TO BE DONE:
Each line of the material below that holds the word "available" needs to be copied.

GIVEN RECORDS:

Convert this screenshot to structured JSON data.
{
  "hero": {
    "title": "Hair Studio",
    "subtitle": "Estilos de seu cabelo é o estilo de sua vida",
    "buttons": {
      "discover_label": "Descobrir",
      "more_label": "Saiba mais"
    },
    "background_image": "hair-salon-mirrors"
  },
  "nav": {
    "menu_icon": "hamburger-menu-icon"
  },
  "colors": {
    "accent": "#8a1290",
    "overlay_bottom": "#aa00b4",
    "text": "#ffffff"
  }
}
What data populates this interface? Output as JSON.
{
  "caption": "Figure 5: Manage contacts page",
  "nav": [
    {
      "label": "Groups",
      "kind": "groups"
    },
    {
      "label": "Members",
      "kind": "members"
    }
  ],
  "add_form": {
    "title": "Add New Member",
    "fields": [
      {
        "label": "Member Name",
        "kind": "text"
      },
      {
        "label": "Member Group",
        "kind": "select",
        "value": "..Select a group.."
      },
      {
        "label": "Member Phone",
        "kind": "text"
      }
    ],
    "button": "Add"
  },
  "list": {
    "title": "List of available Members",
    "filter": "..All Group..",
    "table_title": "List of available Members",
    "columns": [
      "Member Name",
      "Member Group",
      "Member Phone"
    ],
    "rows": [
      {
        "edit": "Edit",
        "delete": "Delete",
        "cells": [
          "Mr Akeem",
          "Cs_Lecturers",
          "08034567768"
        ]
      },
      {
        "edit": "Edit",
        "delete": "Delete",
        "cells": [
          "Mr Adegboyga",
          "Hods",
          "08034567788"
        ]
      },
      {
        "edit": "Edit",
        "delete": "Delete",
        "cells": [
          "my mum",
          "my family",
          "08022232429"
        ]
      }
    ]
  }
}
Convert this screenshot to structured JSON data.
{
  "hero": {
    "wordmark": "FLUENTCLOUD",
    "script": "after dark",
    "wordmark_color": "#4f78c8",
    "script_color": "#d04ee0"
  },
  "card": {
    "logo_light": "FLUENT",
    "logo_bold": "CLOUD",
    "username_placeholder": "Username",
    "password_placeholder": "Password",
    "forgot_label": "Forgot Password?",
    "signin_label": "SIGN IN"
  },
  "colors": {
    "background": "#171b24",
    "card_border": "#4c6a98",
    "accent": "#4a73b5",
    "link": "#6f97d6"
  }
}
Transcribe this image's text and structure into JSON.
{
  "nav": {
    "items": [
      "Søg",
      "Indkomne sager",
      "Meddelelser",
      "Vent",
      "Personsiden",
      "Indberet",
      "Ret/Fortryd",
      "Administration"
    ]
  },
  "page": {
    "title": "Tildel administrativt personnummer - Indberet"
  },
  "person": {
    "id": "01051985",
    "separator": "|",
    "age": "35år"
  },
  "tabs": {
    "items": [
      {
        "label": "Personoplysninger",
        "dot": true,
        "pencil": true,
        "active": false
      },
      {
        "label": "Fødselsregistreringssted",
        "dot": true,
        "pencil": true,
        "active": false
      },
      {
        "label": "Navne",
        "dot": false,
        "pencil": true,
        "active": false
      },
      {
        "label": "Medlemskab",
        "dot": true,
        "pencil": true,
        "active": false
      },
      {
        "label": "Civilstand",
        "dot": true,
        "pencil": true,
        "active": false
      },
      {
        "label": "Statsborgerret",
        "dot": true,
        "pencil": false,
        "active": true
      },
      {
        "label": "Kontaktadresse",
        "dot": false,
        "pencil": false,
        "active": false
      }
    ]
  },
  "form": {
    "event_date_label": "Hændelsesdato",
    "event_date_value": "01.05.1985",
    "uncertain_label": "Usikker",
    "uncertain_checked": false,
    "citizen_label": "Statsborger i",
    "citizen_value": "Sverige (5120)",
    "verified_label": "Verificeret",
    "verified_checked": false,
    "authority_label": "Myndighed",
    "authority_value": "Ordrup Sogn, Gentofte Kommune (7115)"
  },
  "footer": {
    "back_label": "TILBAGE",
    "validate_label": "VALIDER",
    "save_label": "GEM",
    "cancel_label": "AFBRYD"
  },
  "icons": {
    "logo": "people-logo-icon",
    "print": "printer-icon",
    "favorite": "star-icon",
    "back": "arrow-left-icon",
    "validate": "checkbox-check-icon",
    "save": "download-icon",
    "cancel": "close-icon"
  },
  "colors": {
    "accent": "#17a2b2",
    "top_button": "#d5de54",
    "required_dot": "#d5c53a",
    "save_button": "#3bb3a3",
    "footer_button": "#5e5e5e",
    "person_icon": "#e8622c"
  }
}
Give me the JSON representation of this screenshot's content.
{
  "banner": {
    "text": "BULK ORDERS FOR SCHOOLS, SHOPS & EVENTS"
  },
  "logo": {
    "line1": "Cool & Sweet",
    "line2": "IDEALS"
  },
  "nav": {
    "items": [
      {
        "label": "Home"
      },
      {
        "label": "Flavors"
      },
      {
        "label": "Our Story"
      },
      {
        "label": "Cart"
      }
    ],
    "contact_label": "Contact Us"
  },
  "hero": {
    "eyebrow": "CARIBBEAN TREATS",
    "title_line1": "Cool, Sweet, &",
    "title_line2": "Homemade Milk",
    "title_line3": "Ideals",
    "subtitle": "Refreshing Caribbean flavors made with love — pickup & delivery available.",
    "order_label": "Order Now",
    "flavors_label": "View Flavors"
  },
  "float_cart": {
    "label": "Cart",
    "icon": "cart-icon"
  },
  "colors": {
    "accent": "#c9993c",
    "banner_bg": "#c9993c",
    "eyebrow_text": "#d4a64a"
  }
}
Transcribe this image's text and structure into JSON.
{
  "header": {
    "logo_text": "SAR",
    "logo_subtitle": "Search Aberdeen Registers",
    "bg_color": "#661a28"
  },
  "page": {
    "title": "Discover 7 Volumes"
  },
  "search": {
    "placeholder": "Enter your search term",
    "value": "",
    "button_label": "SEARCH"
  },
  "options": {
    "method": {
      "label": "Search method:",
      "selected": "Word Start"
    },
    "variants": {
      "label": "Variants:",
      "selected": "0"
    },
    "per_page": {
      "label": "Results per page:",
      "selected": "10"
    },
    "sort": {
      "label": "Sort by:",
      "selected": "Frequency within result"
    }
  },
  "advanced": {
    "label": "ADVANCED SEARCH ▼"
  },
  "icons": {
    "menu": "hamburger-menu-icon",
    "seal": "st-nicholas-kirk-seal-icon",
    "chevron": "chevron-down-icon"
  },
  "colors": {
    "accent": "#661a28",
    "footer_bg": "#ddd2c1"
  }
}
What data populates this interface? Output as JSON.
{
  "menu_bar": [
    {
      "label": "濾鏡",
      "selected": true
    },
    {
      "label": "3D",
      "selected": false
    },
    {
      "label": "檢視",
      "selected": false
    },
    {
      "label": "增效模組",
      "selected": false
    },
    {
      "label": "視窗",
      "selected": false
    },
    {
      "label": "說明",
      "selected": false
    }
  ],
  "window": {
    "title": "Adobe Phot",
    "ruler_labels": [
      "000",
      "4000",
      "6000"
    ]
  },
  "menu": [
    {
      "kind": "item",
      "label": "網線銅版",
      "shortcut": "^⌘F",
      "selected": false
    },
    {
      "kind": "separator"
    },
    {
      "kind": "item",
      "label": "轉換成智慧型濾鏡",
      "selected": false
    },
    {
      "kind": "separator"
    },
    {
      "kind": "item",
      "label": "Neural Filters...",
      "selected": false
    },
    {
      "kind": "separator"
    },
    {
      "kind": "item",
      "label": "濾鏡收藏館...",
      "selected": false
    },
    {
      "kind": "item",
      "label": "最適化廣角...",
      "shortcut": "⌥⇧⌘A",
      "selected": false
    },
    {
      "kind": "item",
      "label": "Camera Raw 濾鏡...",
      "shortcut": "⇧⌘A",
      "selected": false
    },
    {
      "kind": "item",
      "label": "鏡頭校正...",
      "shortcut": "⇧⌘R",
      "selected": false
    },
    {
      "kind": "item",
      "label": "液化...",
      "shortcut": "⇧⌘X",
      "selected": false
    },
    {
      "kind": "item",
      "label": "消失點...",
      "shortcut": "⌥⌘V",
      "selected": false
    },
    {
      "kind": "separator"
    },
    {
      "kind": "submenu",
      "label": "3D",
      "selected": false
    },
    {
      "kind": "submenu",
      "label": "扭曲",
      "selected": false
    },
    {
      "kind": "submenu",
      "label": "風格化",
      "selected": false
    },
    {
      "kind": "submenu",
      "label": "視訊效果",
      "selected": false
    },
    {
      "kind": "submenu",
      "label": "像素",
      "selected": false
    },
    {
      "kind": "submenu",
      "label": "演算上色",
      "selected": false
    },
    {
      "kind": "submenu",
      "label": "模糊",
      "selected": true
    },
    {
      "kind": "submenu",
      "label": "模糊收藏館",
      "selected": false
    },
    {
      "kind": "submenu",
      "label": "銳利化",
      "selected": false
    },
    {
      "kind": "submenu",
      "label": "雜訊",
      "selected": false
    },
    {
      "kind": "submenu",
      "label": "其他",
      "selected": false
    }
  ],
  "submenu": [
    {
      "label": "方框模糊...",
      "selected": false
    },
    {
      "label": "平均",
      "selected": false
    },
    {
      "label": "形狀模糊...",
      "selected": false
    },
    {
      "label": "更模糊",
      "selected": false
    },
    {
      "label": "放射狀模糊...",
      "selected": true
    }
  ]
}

SOLVED PROBLEM:
    "title": "List of available Members",
    "table_title": "List of available Members",
    "subtitle": "Refreshing Caribbean flavors made with love — pickup & delivery available.",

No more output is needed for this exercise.